= Data in this exercise =
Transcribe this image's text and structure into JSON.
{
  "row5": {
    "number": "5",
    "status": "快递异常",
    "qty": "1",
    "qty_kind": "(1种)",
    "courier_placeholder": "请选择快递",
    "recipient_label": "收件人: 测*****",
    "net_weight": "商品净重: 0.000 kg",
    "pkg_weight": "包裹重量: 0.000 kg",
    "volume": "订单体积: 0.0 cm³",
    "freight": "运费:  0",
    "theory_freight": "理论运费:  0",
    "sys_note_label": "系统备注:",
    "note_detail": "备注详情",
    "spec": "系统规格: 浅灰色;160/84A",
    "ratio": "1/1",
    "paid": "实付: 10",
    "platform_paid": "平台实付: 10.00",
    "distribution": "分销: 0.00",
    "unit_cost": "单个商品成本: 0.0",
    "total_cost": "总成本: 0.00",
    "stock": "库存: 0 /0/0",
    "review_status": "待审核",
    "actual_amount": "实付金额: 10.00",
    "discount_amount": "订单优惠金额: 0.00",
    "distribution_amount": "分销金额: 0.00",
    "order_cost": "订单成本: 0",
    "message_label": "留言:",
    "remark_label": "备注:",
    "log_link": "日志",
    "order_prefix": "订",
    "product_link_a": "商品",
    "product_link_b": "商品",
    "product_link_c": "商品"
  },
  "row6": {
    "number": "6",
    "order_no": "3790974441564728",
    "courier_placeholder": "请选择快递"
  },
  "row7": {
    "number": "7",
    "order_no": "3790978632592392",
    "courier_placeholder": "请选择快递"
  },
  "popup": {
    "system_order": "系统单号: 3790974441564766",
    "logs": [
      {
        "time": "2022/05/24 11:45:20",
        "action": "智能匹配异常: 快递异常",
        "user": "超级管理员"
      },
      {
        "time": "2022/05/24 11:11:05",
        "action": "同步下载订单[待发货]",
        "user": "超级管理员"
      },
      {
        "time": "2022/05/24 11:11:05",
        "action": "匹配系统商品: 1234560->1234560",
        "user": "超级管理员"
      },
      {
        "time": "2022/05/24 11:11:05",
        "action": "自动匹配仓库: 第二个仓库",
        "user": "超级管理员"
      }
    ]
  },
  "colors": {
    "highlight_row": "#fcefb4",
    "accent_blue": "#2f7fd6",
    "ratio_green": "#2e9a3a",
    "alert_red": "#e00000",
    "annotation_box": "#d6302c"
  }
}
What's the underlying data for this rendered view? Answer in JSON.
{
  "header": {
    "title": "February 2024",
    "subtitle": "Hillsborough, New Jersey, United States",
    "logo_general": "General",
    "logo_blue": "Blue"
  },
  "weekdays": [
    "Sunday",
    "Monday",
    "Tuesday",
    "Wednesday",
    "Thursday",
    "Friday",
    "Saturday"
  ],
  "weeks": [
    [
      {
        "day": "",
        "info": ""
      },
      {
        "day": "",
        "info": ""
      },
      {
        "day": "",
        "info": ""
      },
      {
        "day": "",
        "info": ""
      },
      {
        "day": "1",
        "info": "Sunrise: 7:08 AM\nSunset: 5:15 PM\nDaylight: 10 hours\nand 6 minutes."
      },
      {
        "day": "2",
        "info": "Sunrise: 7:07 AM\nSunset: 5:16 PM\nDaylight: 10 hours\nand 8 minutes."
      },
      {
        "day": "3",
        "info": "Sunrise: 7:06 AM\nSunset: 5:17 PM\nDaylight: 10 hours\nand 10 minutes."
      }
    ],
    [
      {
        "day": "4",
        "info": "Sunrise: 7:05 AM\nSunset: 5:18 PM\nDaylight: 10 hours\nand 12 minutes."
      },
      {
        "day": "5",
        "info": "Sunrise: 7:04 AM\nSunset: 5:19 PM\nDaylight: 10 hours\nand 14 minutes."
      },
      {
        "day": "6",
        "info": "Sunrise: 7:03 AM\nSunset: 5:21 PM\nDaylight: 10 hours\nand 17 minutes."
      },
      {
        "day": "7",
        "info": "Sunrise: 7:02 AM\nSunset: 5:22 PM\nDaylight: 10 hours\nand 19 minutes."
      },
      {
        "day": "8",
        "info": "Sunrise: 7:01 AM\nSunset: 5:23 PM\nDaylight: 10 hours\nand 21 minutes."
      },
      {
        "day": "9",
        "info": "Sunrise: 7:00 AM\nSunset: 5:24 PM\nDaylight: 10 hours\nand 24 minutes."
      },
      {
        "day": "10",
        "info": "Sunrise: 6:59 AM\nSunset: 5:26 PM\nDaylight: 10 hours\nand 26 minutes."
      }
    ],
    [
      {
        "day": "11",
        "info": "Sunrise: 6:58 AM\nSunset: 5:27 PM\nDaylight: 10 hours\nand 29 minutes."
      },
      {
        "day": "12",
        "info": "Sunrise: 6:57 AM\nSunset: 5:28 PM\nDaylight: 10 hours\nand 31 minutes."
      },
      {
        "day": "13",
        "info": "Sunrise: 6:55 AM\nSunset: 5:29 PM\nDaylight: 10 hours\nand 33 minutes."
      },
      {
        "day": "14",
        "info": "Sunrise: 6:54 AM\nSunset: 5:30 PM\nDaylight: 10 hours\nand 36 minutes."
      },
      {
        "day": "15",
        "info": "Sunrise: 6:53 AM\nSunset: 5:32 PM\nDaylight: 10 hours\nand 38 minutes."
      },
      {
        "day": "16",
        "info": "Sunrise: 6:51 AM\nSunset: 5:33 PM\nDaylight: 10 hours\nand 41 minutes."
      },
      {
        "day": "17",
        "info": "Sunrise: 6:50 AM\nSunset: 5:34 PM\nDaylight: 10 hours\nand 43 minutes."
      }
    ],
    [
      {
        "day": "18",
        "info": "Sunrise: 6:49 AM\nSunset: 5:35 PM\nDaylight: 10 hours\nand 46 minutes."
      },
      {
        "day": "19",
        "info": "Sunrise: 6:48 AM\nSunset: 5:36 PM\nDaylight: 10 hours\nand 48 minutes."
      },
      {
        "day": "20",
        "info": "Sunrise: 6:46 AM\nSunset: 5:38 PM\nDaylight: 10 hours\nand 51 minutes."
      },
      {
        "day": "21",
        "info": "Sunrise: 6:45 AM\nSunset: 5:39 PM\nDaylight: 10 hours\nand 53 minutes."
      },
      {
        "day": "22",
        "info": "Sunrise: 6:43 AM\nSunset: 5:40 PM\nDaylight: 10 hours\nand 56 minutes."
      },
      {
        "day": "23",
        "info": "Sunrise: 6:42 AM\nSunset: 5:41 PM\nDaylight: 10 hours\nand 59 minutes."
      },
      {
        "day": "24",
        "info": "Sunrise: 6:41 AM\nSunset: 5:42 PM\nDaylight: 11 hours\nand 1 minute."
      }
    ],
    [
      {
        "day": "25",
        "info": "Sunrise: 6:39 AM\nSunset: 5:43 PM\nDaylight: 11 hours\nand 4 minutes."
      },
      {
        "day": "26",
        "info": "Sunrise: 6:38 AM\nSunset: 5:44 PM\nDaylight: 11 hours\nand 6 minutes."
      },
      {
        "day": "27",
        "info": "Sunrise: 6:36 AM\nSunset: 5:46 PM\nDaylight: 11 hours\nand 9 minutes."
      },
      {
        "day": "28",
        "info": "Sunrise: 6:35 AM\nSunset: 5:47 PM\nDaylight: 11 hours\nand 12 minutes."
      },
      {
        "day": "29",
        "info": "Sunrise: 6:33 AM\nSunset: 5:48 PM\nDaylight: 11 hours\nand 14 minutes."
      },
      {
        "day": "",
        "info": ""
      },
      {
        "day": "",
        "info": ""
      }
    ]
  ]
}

= Exercise instructions =
Can you restate every record above word for word?

= Finished task =
Transcribe this image's text and structure into JSON.
{
  "row5": {
    "number": "5",
    "status": "快递异常",
    "qty": "1",
    "qty_kind": "(1种)",
    "courier_placeholder": "请选择快递",
    "recipient_label": "收件人: 测*****",
    "net_weight": "商品净重: 0.000 kg",
    "pkg_weight": "包裹重量: 0.000 kg",
    "volume": "订单体积: 0.0 cm³",
    "freight": "运费:  0",
    "theory_freight": "理论运费:  0",
    "sys_note_label": "系统备注:",
    "note_detail": "备注详情",
    "spec": "系统规格: 浅灰色;160/84A",
    "ratio": "1/1",
    "paid": "实付: 10",
    "platform_paid": "平台实付: 10.00",
    "distribution": "分销: 0.00",
    "unit_cost": "单个商品成本: 0.0",
    "total_cost": "总成本: 0.00",
    "stock": "库存: 0 /0/0",
    "review_status": "待审核",
    "actual_amount": "实付金额: 10.00",
    "discount_amount": "订单优惠金额: 0.00",
    "distribution_amount": "分销金额: 0.00",
    "order_cost": "订单成本: 0",
    "message_label": "留言:",
    "remark_label": "备注:",
    "log_link": "日志",
    "order_prefix": "订",
    "product_link_a": "商品",
    "product_link_b": "商品",
    "product_link_c": "商品"
  },
  "row6": {
    "number": "6",
    "order_no": "3790974441564728",
    "courier_placeholder": "请选择快递"
  },
  "row7": {
    "number": "7",
    "order_no": "3790978632592392",
    "courier_placeholder": "请选择快递"
  },
  "popup": {
    "system_order": "系统单号: 3790974441564766",
    "logs": [
      {
        "time": "2022/05/24 11:45:20",
        "action": "智能匹配异常: 快递异常",
        "user": "超级管理员"
      },
      {
        "time": "2022/05/24 11:11:05",
        "action": "同步下载订单[待发货]",
        "user": "超级管理员"
      },
      {
        "time": "2022/05/24 11:11:05",
        "action": "匹配系统商品: 1234560->1234560",
        "user": "超级管理员"
      },
      {
        "time": "2022/05/24 11:11:05",
        "action": "自动匹配仓库: 第二个仓库",
        "user": "超级管理员"
      }
    ]
  },
  "colors": {
    "highlight_row": "#fcefb4",
    "accent_blue": "#2f7fd6",
    "ratio_green": "#2e9a3a",
    "alert_red": "#e00000",
    "annotation_box": "#d6302c"
  }
}
What's the underlying data for this rendered view? Answer in JSON.
{
  "header": {
    "title": "February 2024",
    "subtitle": "Hillsborough, New Jersey, United States",
    "logo_general": "General",
    "logo_blue": "Blue"
  },
  "weekdays": [
    "Sunday",
    "Monday",
    "Tuesday",
    "Wednesday",
    "Thursday",
    "Friday",
    "Saturday"
  ],
  "weeks": [
    [
      {
        "day": "",
        "info": ""
      },
      {
        "day": "",
        "info": ""
      },
      {
        "day": "",
        "info": ""
      },
      {
        "day": "",
        "info": ""
      },
      {
        "day": "1",
        "info": "Sunrise: 7:08 AM\nSunset: 5:15 PM\nDaylight: 10 hours\nand 6 minutes."
      },
      {
        "day": "2",
        "info": "Sunrise: 7:07 AM\nSunset: 5:16 PM\nDaylight: 10 hours\nand 8 minutes."
      },
      {
        "day": "3",
        "info": "Sunrise: 7:06 AM\nSunset: 5:17 PM\nDaylight: 10 hours\nand 10 minutes."
      }
    ],
    [
      {
        "day": "4",
        "info": "Sunrise: 7:05 AM\nSunset: 5:18 PM\nDaylight: 10 hours\nand 12 minutes."
      },
      {
        "day": "5",
        "info": "Sunrise: 7:04 AM\nSunset: 5:19 PM\nDaylight: 10 hours\nand 14 minutes."
      },
      {
        "day": "6",
        "info": "Sunrise: 7:03 AM\nSunset: 5:21 PM\nDaylight: 10 hours\nand 17 minutes."
      },
      {
        "day": "7",
        "info": "Sunrise: 7:02 AM\nSunset: 5:22 PM\nDaylight: 10 hours\nand 19 minutes."
      },
      {
        "day": "8",
        "info": "Sunrise: 7:01 AM\nSunset: 5:23 PM\nDaylight: 10 hours\nand 21 minutes."
      },
      {
        "day": "9",
        "info": "Sunrise: 7:00 AM\nSunset: 5:24 PM\nDaylight: 10 hours\nand 24 minutes."
      },
      {
        "day": "10",
        "info": "Sunrise: 6:59 AM\nSunset: 5:26 PM\nDaylight: 10 hours\nand 26 minutes."
      }
    ],
    [
      {
        "day": "11",
        "info": "Sunrise: 6:58 AM\nSunset: 5:27 PM\nDaylight: 10 hours\nand 29 minutes."
      },
      {
        "day": "12",
        "info": "Sunrise: 6:57 AM\nSunset: 5:28 PM\nDaylight: 10 hours\nand 31 minutes."
      },
      {
        "day": "13",
        "info": "Sunrise: 6:55 AM\nSunset: 5:29 PM\nDaylight: 10 hours\nand 33 minutes."
      },
      {
        "day": "14",
        "info": "Sunrise: 6:54 AM\nSunset: 5:30 PM\nDaylight: 10 hours\nand 36 minutes."
      },
      {
        "day": "15",
        "info": "Sunrise: 6:53 AM\nSunset: 5:32 PM\nDaylight: 10 hours\nand 38 minutes."
      },
      {
        "day": "16",
        "info": "Sunrise: 6:51 AM\nSunset: 5:33 PM\nDaylight: 10 hours\nand 41 minutes."
      },
      {
        "day": "17",
        "info": "Sunrise: 6:50 AM\nSunset: 5:34 PM\nDaylight: 10 hours\nand 43 minutes."
      }
    ],
    [
      {
        "day": "18",
        "info": "Sunrise: 6:49 AM\nSunset: 5:35 PM\nDaylight: 10 hours\nand 46 minutes."
      },
      {
        "day": "19",
        "info": "Sunrise: 6:48 AM\nSunset: 5:36 PM\nDaylight: 10 hours\nand 48 minutes."
      },
      {
        "day": "20",
        "info": "Sunrise: 6:46 AM\nSunset: 5:38 PM\nDaylight: 10 hours\nand 51 minutes."
      },
      {
        "day": "21",
        "info": "Sunrise: 6:45 AM\nSunset: 5:39 PM\nDaylight: 10 hours\nand 53 minutes."
      },
      {
        "day": "22",
        "info": "Sunrise: 6:43 AM\nSunset: 5:40 PM\nDaylight: 10 hours\nand 56 minutes."
      },
      {
        "day": "23",
        "info": "Sunrise: 6:42 AM\nSunset: 5:41 PM\nDaylight: 10 hours\nand 59 minutes."
      },
      {
        "day": "24",
        "info": "Sunrise: 6:41 AM\nSunset: 5:42 PM\nDaylight: 11 hours\nand 1 minute."
      }
    ],
    [
      {
        "day": "25",
        "info": "Sunrise: 6:39 AM\nSunset: 5:43 PM\nDaylight: 11 hours\nand 4 minutes."
      },
      {
        "day": "26",
        "info": "Sunrise: 6:38 AM\nSunset: 5:44 PM\nDaylight: 11 hours\nand 6 minutes."
      },
      {
        "day": "27",
        "info": "Sunrise: 6:36 AM\nSunset: 5:46 PM\nDaylight: 11 hours\nand 9 minutes."
      },
      {
        "day": "28",
        "info": "Sunrise: 6:35 AM\nSunset: 5:47 PM\nDaylight: 11 hours\nand 12 minutes."
      },
      {
        "day": "29",
        "info": "Sunrise: 6:33 AM\nSunset: 5:48 PM\nDaylight: 11 hours\nand 14 minutes."
      },
      {
        "day": "",
        "info": ""
      },
      {
        "day": "",
        "info": ""
      }
    ]
  ]
}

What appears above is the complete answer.